Copy out the listing below word for word, from its start through the line containing "The active rectifier 14 is at (443, 568).", with both ends included. Leave the pictures out of your answer.

[Collection entries]
⁂

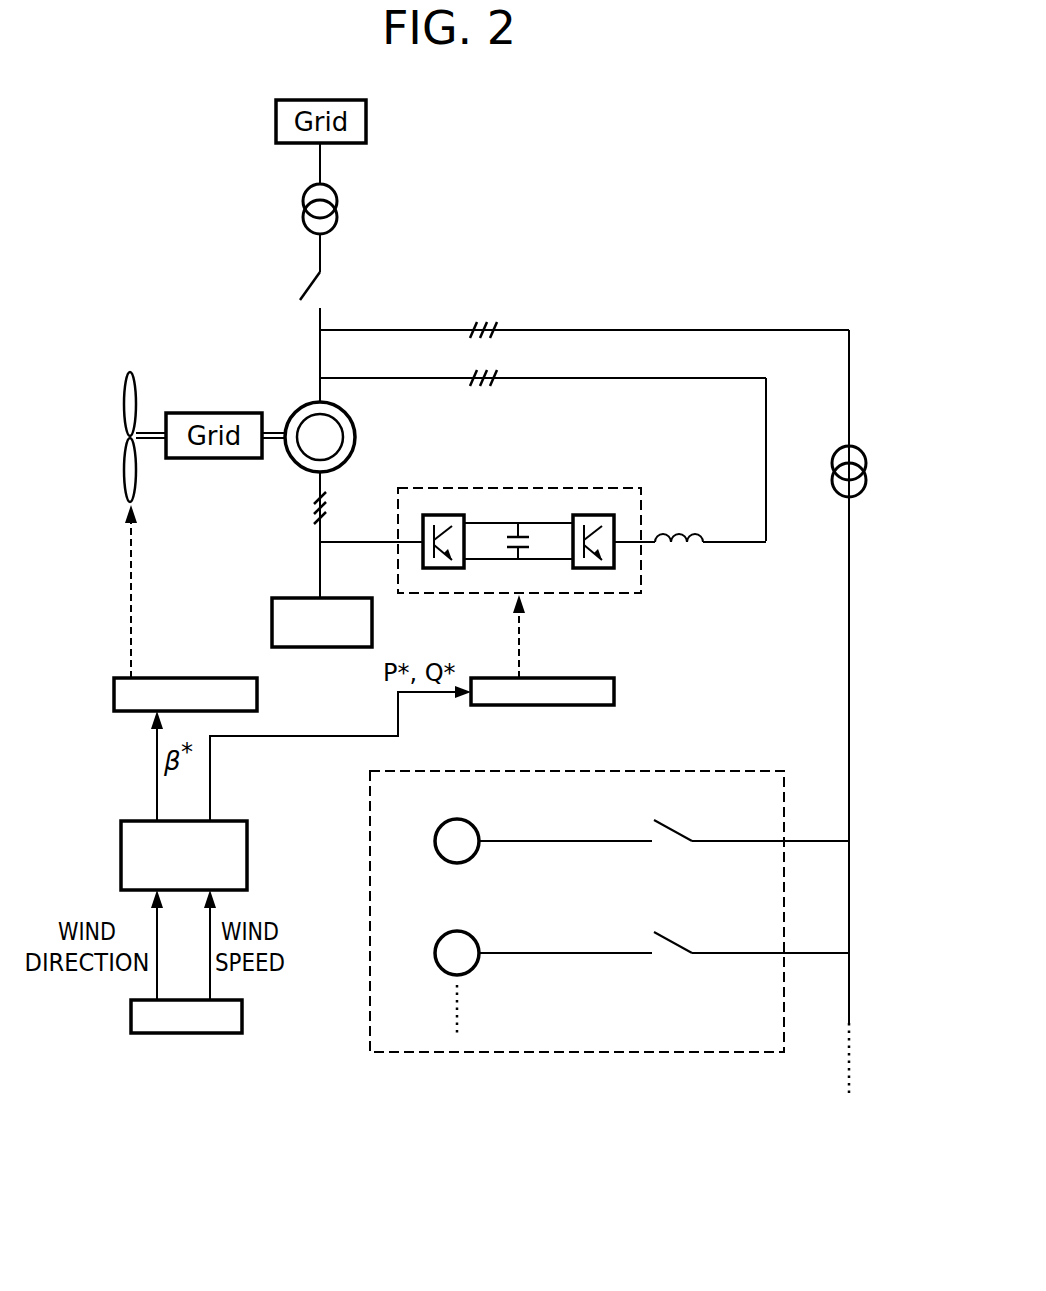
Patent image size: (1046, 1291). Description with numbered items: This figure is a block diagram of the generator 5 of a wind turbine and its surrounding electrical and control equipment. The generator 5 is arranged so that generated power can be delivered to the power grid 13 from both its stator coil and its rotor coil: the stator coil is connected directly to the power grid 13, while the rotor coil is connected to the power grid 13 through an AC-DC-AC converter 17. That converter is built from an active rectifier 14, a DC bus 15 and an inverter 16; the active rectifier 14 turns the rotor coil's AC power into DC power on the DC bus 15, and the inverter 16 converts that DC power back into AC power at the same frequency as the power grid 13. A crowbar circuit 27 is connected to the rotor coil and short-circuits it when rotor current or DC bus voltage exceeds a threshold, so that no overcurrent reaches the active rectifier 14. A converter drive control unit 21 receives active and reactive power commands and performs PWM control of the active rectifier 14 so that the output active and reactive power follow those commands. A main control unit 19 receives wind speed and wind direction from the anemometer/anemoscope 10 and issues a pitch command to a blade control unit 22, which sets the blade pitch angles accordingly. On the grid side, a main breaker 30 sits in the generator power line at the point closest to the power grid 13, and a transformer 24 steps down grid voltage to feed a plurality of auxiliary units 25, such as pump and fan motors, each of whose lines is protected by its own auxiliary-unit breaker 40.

The generator 5 is at (356, 435).
The anemometer/anemoscope 10 is at (184, 1033).
The power grid 13 is at (322, 163).
The active rectifier 14 is at (443, 568).
The DC bus 15 is at (553, 560).
The inverter 16 is at (615, 560).
The AC-DC-AC converter 17 is at (560, 488).
The main control unit 19 is at (247, 857).
The converter drive control unit 21 is at (614, 690).
The blade control unit 22 is at (186, 678).
The transformer 24 is at (858, 448).
The auxiliary units 25 is at (473, 821).
The crowbar circuit 27 is at (327, 647).
The main breaker 30 is at (304, 288).
The auxiliary-unit breakers 40 is at (668, 821).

⁂

# Full answer
Patent image size: (1046, 1291). Description with numbered items: This figure is a block diagram of the generator 5 of a wind turbine and its surrounding electrical and control equipment. The generator 5 is arranged so that generated power can be delivered to the power grid 13 from both its stator coil and its rotor coil: the stator coil is connected directly to the power grid 13, while the rotor coil is connected to the power grid 13 through an AC-DC-AC converter 17. That converter is built from an active rectifier 14, a DC bus 15 and an inverter 16; the active rectifier 14 turns the rotor coil's AC power into DC power on the DC bus 15, and the inverter 16 converts that DC power back into AC power at the same frequency as the power grid 13. A crowbar circuit 27 is connected to the rotor coil and short-circuits it when rotor current or DC bus voltage exceeds a threshold, so that no overcurrent reaches the active rectifier 14. A converter drive control unit 21 receives active and reactive power commands and performs PWM control of the active rectifier 14 so that the output active and reactive power follow those commands. A main control unit 19 receives wind speed and wind direction from the anemometer/anemoscope 10 and issues a pitch command to a blade control unit 22, which sets the blade pitch angles accordingly. On the grid side, a main breaker 30 sits in the generator power line at the point closest to the power grid 13, and a transformer 24 steps down grid voltage to feed a plurality of auxiliary units 25, such as pump and fan motors, each of whose lines is protected by its own auxiliary-unit breaker 40.

The generator 5 is at (356, 435).
The anemometer/anemoscope 10 is at (184, 1033).
The power grid 13 is at (322, 163).
The active rectifier 14 is at (443, 568).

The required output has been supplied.